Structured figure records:
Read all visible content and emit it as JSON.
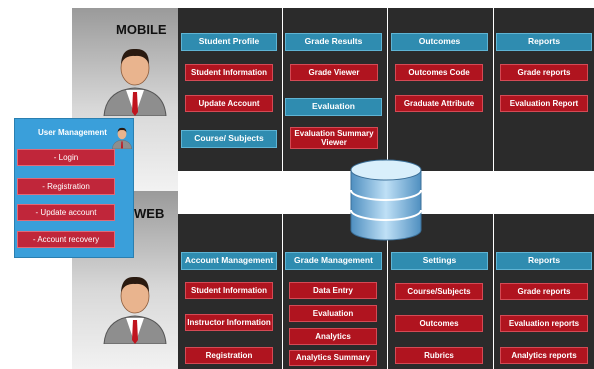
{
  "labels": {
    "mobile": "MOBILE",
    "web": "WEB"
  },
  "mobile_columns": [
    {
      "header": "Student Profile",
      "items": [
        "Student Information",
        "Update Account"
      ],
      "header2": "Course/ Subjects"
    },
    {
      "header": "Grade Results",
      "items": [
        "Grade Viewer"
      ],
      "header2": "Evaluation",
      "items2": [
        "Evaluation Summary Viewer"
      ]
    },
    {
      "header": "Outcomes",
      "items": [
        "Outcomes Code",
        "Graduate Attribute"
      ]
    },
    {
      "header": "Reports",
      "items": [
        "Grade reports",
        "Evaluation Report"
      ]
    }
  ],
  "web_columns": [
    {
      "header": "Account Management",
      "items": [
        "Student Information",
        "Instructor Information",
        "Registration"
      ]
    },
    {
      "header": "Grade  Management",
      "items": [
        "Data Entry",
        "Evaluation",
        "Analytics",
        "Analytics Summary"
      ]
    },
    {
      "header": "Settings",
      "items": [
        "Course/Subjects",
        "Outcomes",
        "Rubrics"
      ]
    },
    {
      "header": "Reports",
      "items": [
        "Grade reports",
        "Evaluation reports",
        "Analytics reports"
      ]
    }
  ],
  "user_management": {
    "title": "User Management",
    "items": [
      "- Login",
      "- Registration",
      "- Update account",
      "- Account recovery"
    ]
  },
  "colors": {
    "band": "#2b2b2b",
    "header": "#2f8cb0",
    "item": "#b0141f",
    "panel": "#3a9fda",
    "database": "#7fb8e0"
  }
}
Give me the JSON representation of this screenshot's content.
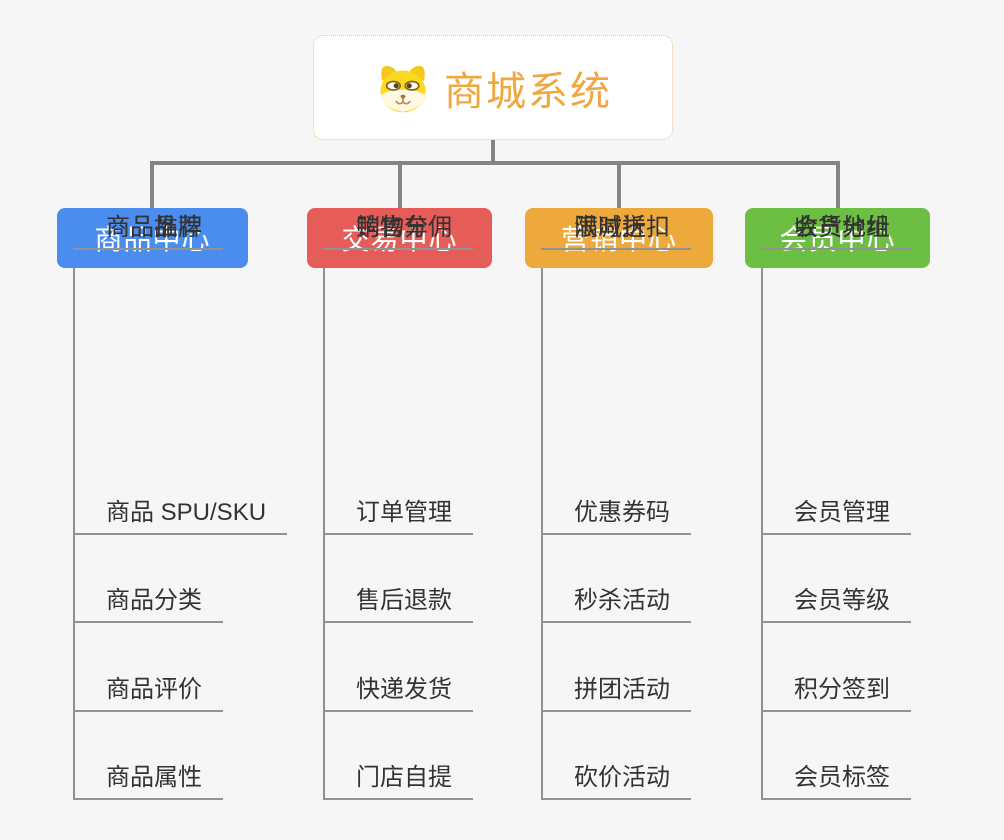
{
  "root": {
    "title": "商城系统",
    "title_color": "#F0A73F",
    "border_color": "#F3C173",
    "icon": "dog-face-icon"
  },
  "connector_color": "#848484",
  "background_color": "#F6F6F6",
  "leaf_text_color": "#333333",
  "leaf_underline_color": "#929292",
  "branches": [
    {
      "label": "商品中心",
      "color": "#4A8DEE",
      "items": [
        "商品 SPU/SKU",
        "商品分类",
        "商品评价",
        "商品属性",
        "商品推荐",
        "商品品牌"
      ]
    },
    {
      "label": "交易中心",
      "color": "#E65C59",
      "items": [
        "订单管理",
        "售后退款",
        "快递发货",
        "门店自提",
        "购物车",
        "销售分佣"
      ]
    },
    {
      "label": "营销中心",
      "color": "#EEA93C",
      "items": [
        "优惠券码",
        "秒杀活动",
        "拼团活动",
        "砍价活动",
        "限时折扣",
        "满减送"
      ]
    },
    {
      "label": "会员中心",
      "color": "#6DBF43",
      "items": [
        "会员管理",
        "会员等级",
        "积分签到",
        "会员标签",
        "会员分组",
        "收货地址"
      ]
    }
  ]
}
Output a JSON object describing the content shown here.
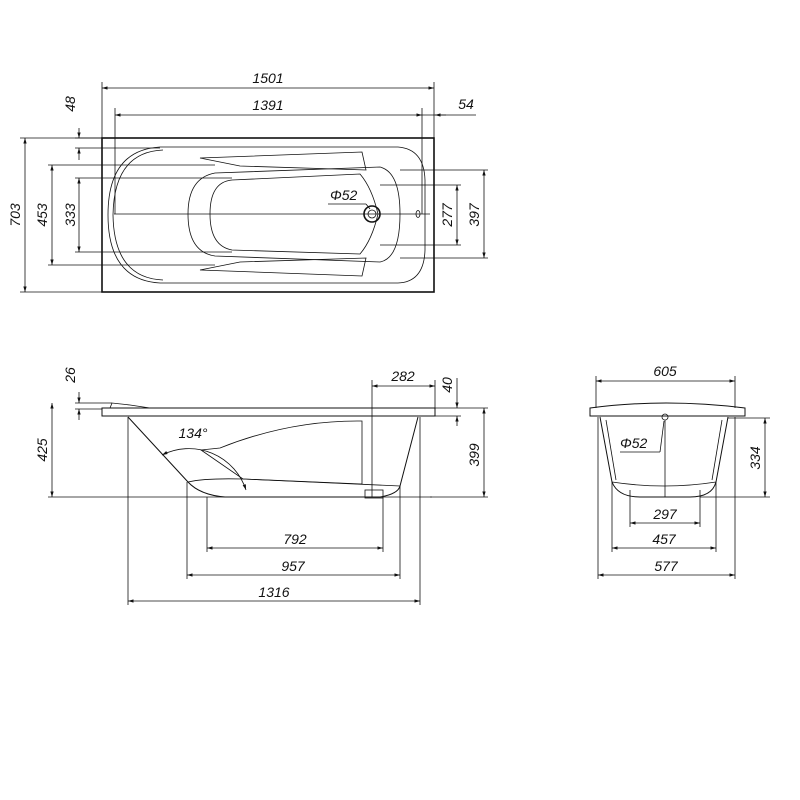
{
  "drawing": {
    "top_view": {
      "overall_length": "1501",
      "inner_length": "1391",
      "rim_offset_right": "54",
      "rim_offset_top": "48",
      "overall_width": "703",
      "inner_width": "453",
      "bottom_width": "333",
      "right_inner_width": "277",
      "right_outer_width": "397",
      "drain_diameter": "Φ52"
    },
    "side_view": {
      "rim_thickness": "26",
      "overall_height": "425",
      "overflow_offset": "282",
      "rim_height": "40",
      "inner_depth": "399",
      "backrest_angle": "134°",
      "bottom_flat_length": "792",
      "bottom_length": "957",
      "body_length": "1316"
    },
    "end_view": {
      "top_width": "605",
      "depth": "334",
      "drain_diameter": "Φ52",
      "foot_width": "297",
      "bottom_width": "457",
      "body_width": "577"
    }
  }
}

THE PROBLEM – Each record above should be copied character for character, with pictures dropped.

RESULT OF THIS EXERCISE –
Read all visible content and emit it as JSON.
{
  "labels": {
    "mobile": "MOBILE",
    "web": "WEB"
  },
  "mobile_columns": [
    {
      "header": "Student Profile",
      "items": [
        "Student Information",
        "Update Account"
      ],
      "header2": "Course/ Subjects"
    },
    {
      "header": "Grade Results",
      "items": [
        "Grade Viewer"
      ],
      "header2": "Evaluation",
      "items2": [
        "Evaluation Summary Viewer"
      ]
    },
    {
      "header": "Outcomes",
      "items": [
        "Outcomes Code",
        "Graduate Attribute"
      ]
    },
    {
      "header": "Reports",
      "items": [
        "Grade reports",
        "Evaluation Report"
      ]
    }
  ],
  "web_columns": [
    {
      "header": "Account Management",
      "items": [
        "Student Information",
        "Instructor Information",
        "Registration"
      ]
    },
    {
      "header": "Grade  Management",
      "items": [
        "Data Entry",
        "Evaluation",
        "Analytics",
        "Analytics Summary"
      ]
    },
    {
      "header": "Settings",
      "items": [
        "Course/Subjects",
        "Outcomes",
        "Rubrics"
      ]
    },
    {
      "header": "Reports",
      "items": [
        "Grade reports",
        "Evaluation reports",
        "Analytics reports"
      ]
    }
  ],
  "user_management": {
    "title": "User Management",
    "items": [
      "- Login",
      "- Registration",
      "- Update account",
      "- Account recovery"
    ]
  },
  "colors": {
    "band": "#2b2b2b",
    "header": "#2f8cb0",
    "item": "#b0141f",
    "panel": "#3a9fda",
    "database": "#7fb8e0"
  }
}
Give me the JSON representation of this screenshot's content.
{
  "root": {
    "title": "商城系统",
    "title_color": "#F0A73F",
    "border_color": "#F3C173",
    "icon": "dog-face-icon"
  },
  "connector_color": "#848484",
  "background_color": "#F6F6F6",
  "leaf_text_color": "#333333",
  "leaf_underline_color": "#929292",
  "branches": [
    {
      "label": "商品中心",
      "color": "#4A8DEE",
      "items": [
        "商品 SPU/SKU",
        "商品分类",
        "商品评价",
        "商品属性",
        "商品推荐",
        "商品品牌"
      ]
    },
    {
      "label": "交易中心",
      "color": "#E65C59",
      "items": [
        "订单管理",
        "售后退款",
        "快递发货",
        "门店自提",
        "购物车",
        "销售分佣"
      ]
    },
    {
      "label": "营销中心",
      "color": "#EEA93C",
      "items": [
        "优惠券码",
        "秒杀活动",
        "拼团活动",
        "砍价活动",
        "限时折扣",
        "满减送"
      ]
    },
    {
      "label": "会员中心",
      "color": "#6DBF43",
      "items": [
        "会员管理",
        "会员等级",
        "积分签到",
        "会员标签",
        "会员分组",
        "收货地址"
      ]
    }
  ]
}
Output a JSON object describing the content shown here.
{
  "drawing": {
    "top_view": {
      "overall_length": "1501",
      "inner_length": "1391",
      "rim_offset_right": "54",
      "rim_offset_top": "48",
      "overall_width": "703",
      "inner_width": "453",
      "bottom_width": "333",
      "right_inner_width": "277",
      "right_outer_width": "397",
      "drain_diameter": "Φ52"
    },
    "side_view": {
      "rim_thickness": "26",
      "overall_height": "425",
      "overflow_offset": "282",
      "rim_height": "40",
      "inner_depth": "399",
      "backrest_angle": "134°",
      "bottom_flat_length": "792",
      "bottom_length": "957",
      "body_length": "1316"
    },
    "end_view": {
      "top_width": "605",
      "depth": "334",
      "drain_diameter": "Φ52",
      "foot_width": "297",
      "bottom_width": "457",
      "body_width": "577"
    }
  }
}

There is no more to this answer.